**What you need to do:**
Will you output the entries below exactly, skipping every image they contain?

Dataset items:
[Begin]
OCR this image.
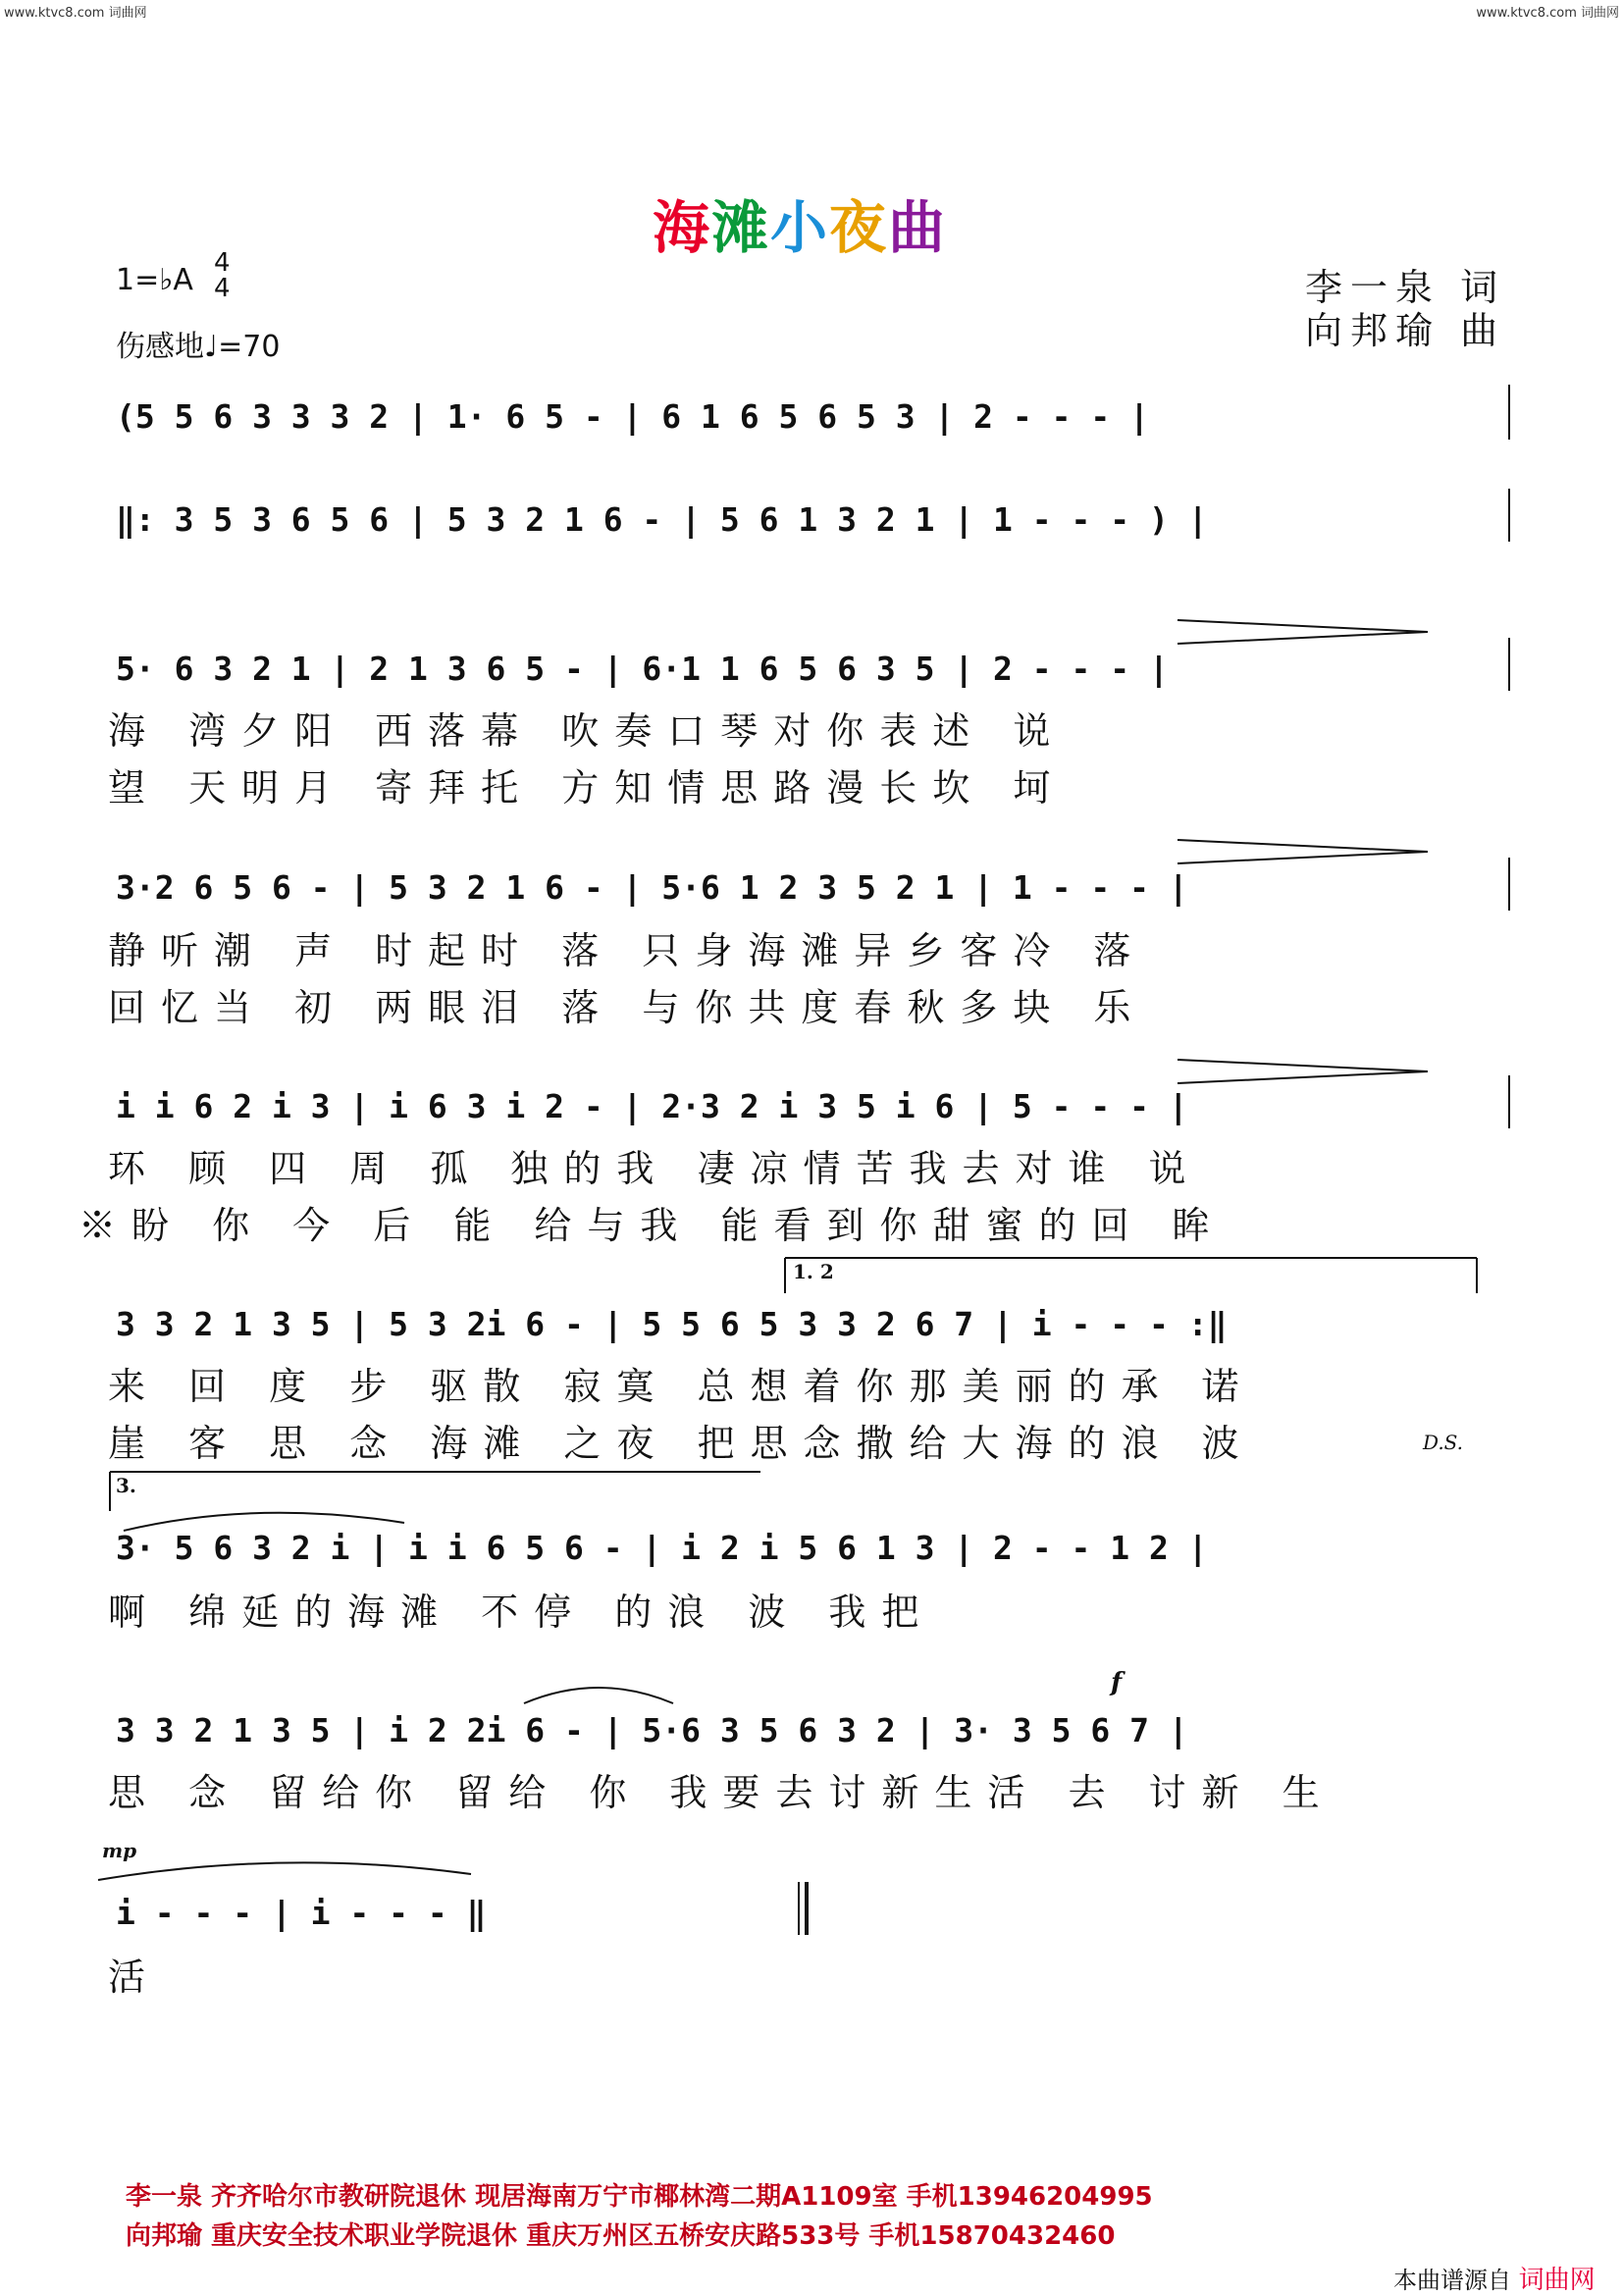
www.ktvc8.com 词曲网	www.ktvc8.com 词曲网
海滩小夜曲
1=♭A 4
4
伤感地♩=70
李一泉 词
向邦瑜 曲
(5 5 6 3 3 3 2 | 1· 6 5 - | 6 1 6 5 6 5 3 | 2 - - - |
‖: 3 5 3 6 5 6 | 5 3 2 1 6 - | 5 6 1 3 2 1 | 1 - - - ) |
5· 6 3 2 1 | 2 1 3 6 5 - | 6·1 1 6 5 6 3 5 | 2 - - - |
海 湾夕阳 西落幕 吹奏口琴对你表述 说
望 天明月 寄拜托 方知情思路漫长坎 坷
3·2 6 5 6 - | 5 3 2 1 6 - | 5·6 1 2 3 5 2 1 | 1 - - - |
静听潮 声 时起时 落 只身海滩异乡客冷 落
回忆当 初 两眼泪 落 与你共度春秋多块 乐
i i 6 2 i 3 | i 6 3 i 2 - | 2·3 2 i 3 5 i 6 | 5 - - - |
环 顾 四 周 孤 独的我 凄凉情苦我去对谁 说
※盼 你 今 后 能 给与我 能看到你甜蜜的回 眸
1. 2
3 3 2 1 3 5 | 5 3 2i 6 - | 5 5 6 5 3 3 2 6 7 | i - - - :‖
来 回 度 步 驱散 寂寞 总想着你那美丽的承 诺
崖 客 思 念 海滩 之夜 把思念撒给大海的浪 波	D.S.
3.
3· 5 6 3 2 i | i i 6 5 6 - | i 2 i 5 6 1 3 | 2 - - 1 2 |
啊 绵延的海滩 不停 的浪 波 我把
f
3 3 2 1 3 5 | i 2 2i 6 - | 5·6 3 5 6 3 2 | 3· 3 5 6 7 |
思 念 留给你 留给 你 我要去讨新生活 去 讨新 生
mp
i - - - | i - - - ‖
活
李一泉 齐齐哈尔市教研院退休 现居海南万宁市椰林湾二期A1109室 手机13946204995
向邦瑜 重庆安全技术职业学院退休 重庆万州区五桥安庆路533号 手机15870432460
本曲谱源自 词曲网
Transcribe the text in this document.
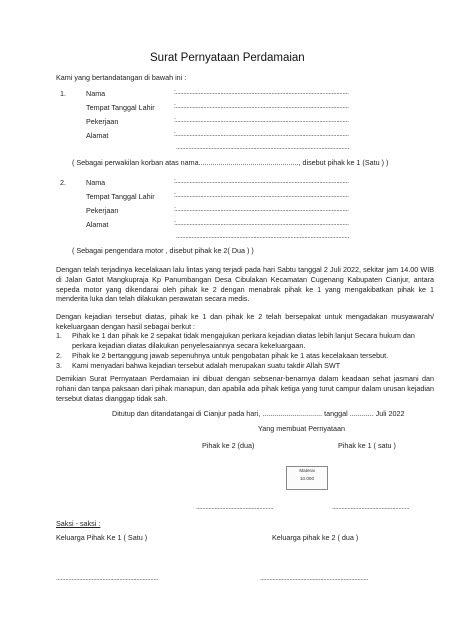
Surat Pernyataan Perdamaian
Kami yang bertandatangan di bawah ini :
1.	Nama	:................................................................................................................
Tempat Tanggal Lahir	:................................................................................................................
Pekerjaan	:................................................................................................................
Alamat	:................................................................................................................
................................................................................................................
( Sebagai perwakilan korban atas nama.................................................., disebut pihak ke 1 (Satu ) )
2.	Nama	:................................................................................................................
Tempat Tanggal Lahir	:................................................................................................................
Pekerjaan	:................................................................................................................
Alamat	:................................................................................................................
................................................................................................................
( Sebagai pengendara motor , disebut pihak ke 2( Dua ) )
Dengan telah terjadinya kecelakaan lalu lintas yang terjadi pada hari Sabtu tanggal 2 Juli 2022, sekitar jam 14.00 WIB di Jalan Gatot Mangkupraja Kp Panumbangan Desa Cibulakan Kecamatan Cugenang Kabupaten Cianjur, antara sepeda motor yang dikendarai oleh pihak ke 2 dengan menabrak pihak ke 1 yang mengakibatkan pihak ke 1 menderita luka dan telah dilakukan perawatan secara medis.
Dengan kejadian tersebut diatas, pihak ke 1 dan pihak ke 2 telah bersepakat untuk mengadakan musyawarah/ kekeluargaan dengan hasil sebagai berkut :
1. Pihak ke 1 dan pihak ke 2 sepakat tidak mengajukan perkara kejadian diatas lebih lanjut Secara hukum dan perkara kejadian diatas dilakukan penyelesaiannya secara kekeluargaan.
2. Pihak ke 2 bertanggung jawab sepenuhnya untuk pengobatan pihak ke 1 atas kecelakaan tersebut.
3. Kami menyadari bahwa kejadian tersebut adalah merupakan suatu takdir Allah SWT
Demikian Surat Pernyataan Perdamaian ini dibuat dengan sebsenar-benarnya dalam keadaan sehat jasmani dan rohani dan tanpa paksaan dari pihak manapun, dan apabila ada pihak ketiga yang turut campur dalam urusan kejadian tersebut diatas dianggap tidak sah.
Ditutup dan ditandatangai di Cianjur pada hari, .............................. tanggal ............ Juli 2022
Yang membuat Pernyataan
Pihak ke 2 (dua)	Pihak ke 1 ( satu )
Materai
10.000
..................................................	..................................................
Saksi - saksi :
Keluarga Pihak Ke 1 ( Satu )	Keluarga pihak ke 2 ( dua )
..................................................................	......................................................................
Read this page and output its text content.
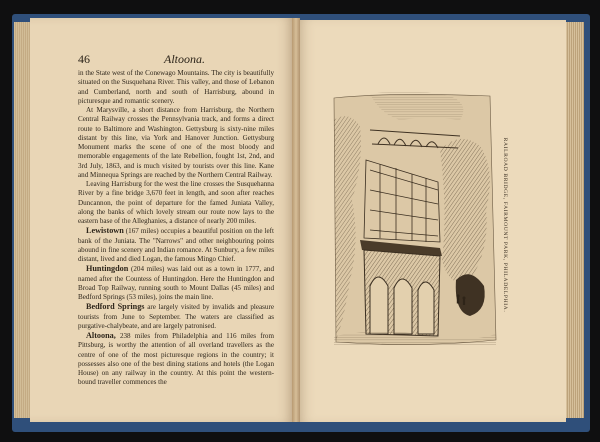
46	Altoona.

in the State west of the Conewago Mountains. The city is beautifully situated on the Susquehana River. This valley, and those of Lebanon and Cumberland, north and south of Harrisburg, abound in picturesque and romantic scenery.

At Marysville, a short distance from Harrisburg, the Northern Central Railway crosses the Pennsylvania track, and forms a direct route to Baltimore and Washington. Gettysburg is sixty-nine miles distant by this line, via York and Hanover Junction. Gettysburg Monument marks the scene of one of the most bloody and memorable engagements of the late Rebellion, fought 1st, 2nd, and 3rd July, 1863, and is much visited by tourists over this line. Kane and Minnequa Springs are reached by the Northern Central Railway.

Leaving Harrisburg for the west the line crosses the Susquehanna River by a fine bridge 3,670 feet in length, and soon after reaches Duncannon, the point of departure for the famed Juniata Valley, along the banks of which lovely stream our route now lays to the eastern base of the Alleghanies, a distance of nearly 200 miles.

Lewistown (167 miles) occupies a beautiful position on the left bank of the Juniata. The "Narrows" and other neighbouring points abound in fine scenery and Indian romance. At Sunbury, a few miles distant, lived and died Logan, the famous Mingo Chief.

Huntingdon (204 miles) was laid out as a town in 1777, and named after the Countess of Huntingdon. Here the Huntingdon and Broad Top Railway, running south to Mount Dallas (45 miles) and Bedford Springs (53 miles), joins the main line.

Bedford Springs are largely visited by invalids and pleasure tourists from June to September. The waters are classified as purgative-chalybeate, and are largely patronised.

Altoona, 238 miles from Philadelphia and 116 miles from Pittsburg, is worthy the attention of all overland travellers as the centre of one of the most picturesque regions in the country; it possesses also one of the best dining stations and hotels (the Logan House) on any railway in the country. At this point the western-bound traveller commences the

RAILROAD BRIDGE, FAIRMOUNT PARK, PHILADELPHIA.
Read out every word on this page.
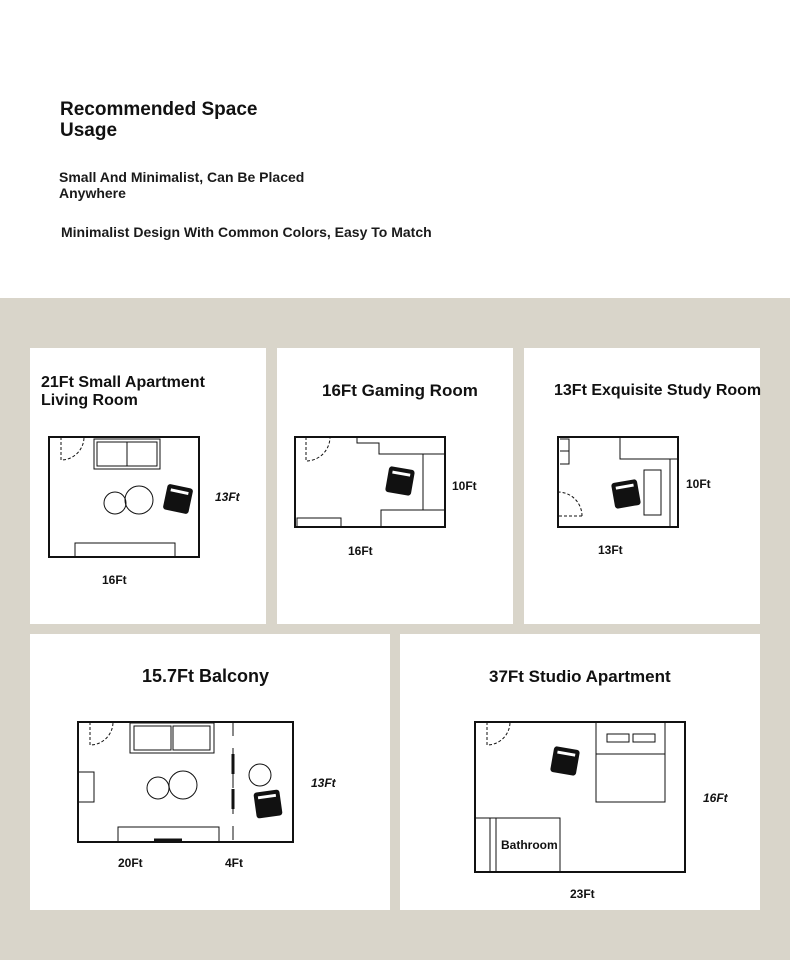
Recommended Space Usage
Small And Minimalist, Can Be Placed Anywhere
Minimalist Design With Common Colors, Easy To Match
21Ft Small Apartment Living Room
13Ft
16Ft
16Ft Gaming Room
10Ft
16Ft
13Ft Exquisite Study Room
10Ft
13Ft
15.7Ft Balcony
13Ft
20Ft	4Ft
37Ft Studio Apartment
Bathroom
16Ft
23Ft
[End]
**Completed exercise:**
OCR this image.
www.ktvc8.com 词曲网	www.ktvc8.com 词曲网
海滩小夜曲
1=♭A 4
4
伤感地♩=70
李一泉 词
向邦瑜 曲
(5 5 6 3 3 3 2 | 1· 6 5 - | 6 1 6 5 6 5 3 | 2 - - - |
‖: 3 5 3 6 5 6 | 5 3 2 1 6 - | 5 6 1 3 2 1 | 1 - - - ) |
5· 6 3 2 1 | 2 1 3 6 5 - | 6·1 1 6 5 6 3 5 | 2 - - - |
海 湾夕阳 西落幕 吹奏口琴对你表述 说
望 天明月 寄拜托 方知情思路漫长坎 坷
3·2 6 5 6 - | 5 3 2 1 6 - | 5·6 1 2 3 5 2 1 | 1 - - - |
静听潮 声 时起时 落 只身海滩异乡客冷 落
回忆当 初 两眼泪 落 与你共度春秋多块 乐
i i 6 2 i 3 | i 6 3 i 2 - | 2·3 2 i 3 5 i 6 | 5 - - - |
环 顾 四 周 孤 独的我 凄凉情苦我去对谁 说
※盼 你 今 后 能 给与我 能看到你甜蜜的回 眸
1. 2
3 3 2 1 3 5 | 5 3 2i 6 - | 5 5 6 5 3 3 2 6 7 | i - - - :‖
来 回 度 步 驱散 寂寞 总想着你那美丽的承 诺
崖 客 思 念 海滩 之夜 把思念撒给大海的浪 波	D.S.
3.
3· 5 6 3 2 i | i i 6 5 6 - | i 2 i 5 6 1 3 | 2 - - 1 2 |
啊 绵延的海滩 不停 的浪 波 我把
f
3 3 2 1 3 5 | i 2 2i 6 - | 5·6 3 5 6 3 2 | 3· 3 5 6 7 |
思 念 留给你 留给 你 我要去讨新生活 去 讨新 生
mp
i - - - | i - - - ‖
活
李一泉 齐齐哈尔市教研院退休 现居海南万宁市椰林湾二期A1109室 手机13946204995
向邦瑜 重庆安全技术职业学院退休 重庆万州区五桥安庆路533号 手机15870432460
本曲谱源自 词曲网
Transcribe the text in this document.
Surat Pernyataan Perdamaian
Kami yang bertandatangan di bawah ini :
1.	Nama	:................................................................................................................
Tempat Tanggal Lahir	:................................................................................................................
Pekerjaan	:................................................................................................................
Alamat	:................................................................................................................
................................................................................................................
( Sebagai perwakilan korban atas nama.................................................., disebut pihak ke 1 (Satu ) )
2.	Nama	:................................................................................................................
Tempat Tanggal Lahir	:................................................................................................................
Pekerjaan	:................................................................................................................
Alamat	:................................................................................................................
................................................................................................................
( Sebagai pengendara motor , disebut pihak ke 2( Dua ) )
Dengan telah terjadinya kecelakaan lalu lintas yang terjadi pada hari Sabtu tanggal 2 Juli 2022, sekitar jam 14.00 WIB di Jalan Gatot Mangkupraja Kp Panumbangan Desa Cibulakan Kecamatan Cugenang Kabupaten Cianjur, antara sepeda motor yang dikendarai oleh pihak ke 2 dengan menabrak pihak ke 1 yang mengakibatkan pihak ke 1 menderita luka dan telah dilakukan perawatan secara medis.
Dengan kejadian tersebut diatas, pihak ke 1 dan pihak ke 2 telah bersepakat untuk mengadakan musyawarah/ kekeluargaan dengan hasil sebagai berkut :
1. Pihak ke 1 dan pihak ke 2 sepakat tidak mengajukan perkara kejadian diatas lebih lanjut Secara hukum dan perkara kejadian diatas dilakukan penyelesaiannya secara kekeluargaan.
2. Pihak ke 2 bertanggung jawab sepenuhnya untuk pengobatan pihak ke 1 atas kecelakaan tersebut.
3. Kami menyadari bahwa kejadian tersebut adalah merupakan suatu takdir Allah SWT
Demikian Surat Pernyataan Perdamaian ini dibuat dengan sebsenar-benarnya dalam keadaan sehat jasmani dan rohani dan tanpa paksaan dari pihak manapun, dan apabila ada pihak ketiga yang turut campur dalam urusan kejadian tersebut diatas dianggap tidak sah.
Ditutup dan ditandatangai di Cianjur pada hari, .............................. tanggal ............ Juli 2022
Yang membuat Pernyataan
Pihak ke 2 (dua)	Pihak ke 1 ( satu )
Materai
10.000
..................................................	..................................................
Saksi - saksi :
Keluarga Pihak Ke 1 ( Satu )	Keluarga pihak ke 2 ( dua )
..................................................................	......................................................................
Read this page and output its text content.
46	Altoona.

in the State west of the Conewago Mountains. The city is beautifully situated on the Susquehana River. This valley, and those of Lebanon and Cumberland, north and south of Harrisburg, abound in picturesque and romantic scenery.

At Marysville, a short distance from Harrisburg, the Northern Central Railway crosses the Pennsylvania track, and forms a direct route to Baltimore and Washington. Gettysburg is sixty-nine miles distant by this line, via York and Hanover Junction. Gettysburg Monument marks the scene of one of the most bloody and memorable engagements of the late Rebellion, fought 1st, 2nd, and 3rd July, 1863, and is much visited by tourists over this line. Kane and Minnequa Springs are reached by the Northern Central Railway.

Leaving Harrisburg for the west the line crosses the Susquehanna River by a fine bridge 3,670 feet in length, and soon after reaches Duncannon, the point of departure for the famed Juniata Valley, along the banks of which lovely stream our route now lays to the eastern base of the Alleghanies, a distance of nearly 200 miles.

Lewistown (167 miles) occupies a beautiful position on the left bank of the Juniata. The "Narrows" and other neighbouring points abound in fine scenery and Indian romance. At Sunbury, a few miles distant, lived and died Logan, the famous Mingo Chief.

Huntingdon (204 miles) was laid out as a town in 1777, and named after the Countess of Huntingdon. Here the Huntingdon and Broad Top Railway, running south to Mount Dallas (45 miles) and Bedford Springs (53 miles), joins the main line.

Bedford Springs are largely visited by invalids and pleasure tourists from June to September. The waters are classified as purgative-chalybeate, and are largely patronised.

Altoona, 238 miles from Philadelphia and 116 miles from Pittsburg, is worthy the attention of all overland travellers as the centre of one of the most picturesque regions in the country; it possesses also one of the best dining stations and hotels (the Logan House) on any railway in the country. At this point the western-bound traveller commences the

RAILROAD BRIDGE, FAIRMOUNT PARK, PHILADELPHIA.
Read out every word on this page.
Recommended Space Usage
Small And Minimalist, Can Be Placed Anywhere
Minimalist Design With Common Colors, Easy To Match
21Ft Small Apartment Living Room
13Ft
16Ft
16Ft Gaming Room
10Ft
16Ft
13Ft Exquisite Study Room
10Ft
13Ft
15.7Ft Balcony
13Ft
20Ft	4Ft
37Ft Studio Apartment
Bathroom
16Ft
23Ft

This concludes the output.